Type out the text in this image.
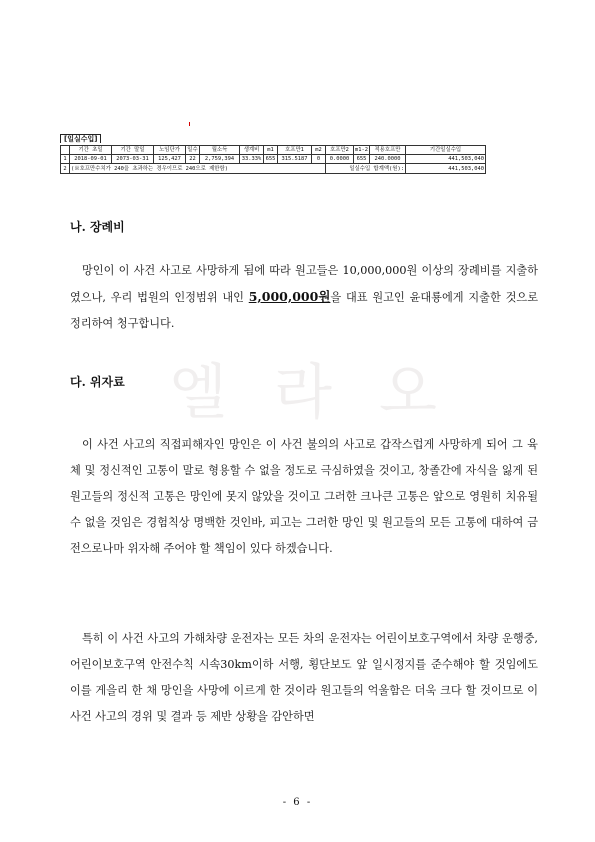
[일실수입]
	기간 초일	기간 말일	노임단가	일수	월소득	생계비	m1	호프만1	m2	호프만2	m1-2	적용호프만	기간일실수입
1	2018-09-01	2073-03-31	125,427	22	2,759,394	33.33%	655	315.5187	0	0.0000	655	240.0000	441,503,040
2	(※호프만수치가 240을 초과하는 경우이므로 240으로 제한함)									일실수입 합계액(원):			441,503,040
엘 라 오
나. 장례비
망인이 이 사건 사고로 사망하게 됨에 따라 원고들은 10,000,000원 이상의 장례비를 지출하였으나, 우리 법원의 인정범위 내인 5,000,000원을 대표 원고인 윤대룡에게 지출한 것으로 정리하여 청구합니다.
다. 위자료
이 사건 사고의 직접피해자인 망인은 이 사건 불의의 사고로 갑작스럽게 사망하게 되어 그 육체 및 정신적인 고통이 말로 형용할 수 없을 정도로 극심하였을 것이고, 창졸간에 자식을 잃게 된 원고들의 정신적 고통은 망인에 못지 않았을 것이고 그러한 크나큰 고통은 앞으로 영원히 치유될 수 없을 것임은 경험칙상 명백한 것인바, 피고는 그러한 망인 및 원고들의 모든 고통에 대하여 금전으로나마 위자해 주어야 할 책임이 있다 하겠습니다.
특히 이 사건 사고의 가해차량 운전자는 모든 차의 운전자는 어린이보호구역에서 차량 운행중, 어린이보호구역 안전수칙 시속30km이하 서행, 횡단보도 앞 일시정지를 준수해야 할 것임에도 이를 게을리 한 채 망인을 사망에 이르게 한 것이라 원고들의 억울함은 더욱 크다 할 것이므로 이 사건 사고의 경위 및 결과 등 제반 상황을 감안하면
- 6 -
---
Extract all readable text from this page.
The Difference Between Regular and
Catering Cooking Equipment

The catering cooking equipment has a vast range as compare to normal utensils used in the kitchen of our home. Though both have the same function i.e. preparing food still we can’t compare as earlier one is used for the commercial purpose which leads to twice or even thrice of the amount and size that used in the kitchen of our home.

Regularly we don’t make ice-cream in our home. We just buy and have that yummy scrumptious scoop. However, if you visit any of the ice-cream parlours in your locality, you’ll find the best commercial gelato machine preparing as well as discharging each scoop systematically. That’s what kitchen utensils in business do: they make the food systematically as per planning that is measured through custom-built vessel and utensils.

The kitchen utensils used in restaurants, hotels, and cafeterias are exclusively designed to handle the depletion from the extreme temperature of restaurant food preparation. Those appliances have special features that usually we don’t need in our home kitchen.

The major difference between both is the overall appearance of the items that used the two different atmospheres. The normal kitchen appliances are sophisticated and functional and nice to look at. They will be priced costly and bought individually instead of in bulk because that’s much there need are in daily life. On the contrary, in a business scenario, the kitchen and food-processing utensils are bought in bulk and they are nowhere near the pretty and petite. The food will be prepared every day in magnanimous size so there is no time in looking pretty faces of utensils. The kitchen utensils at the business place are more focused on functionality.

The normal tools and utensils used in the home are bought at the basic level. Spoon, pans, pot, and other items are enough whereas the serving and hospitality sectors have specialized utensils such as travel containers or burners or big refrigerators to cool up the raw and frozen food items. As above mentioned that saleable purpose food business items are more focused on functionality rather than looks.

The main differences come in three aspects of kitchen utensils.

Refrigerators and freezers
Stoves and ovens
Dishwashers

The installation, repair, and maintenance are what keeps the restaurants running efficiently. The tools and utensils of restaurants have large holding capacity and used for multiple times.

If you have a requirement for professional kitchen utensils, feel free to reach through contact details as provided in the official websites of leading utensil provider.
* * *
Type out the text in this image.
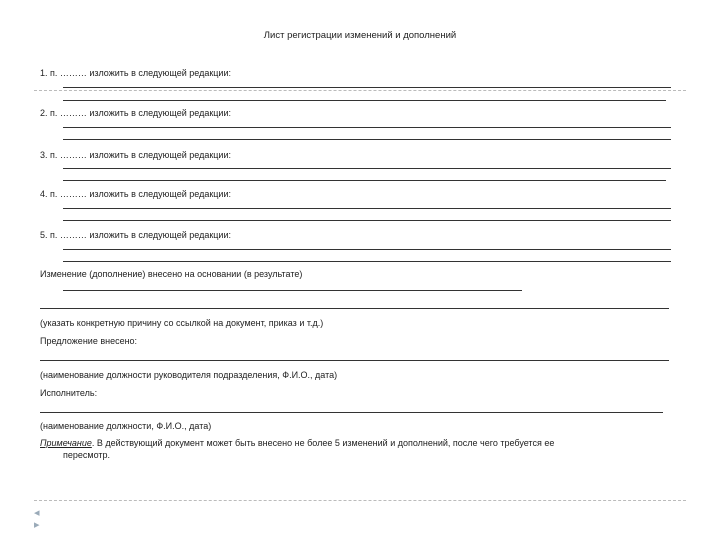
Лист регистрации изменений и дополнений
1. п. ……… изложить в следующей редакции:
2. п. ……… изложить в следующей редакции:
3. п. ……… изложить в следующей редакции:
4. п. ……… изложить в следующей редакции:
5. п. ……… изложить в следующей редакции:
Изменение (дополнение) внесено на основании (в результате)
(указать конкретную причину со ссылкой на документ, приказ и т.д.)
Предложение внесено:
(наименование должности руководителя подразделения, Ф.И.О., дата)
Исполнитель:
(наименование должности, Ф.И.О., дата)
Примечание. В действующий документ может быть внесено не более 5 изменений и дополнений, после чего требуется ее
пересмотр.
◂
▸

(Goal of the exercise): Tally the lines in these entries that have the string "следующей" in them, then answer with the count and nothing else.

(Task response): 5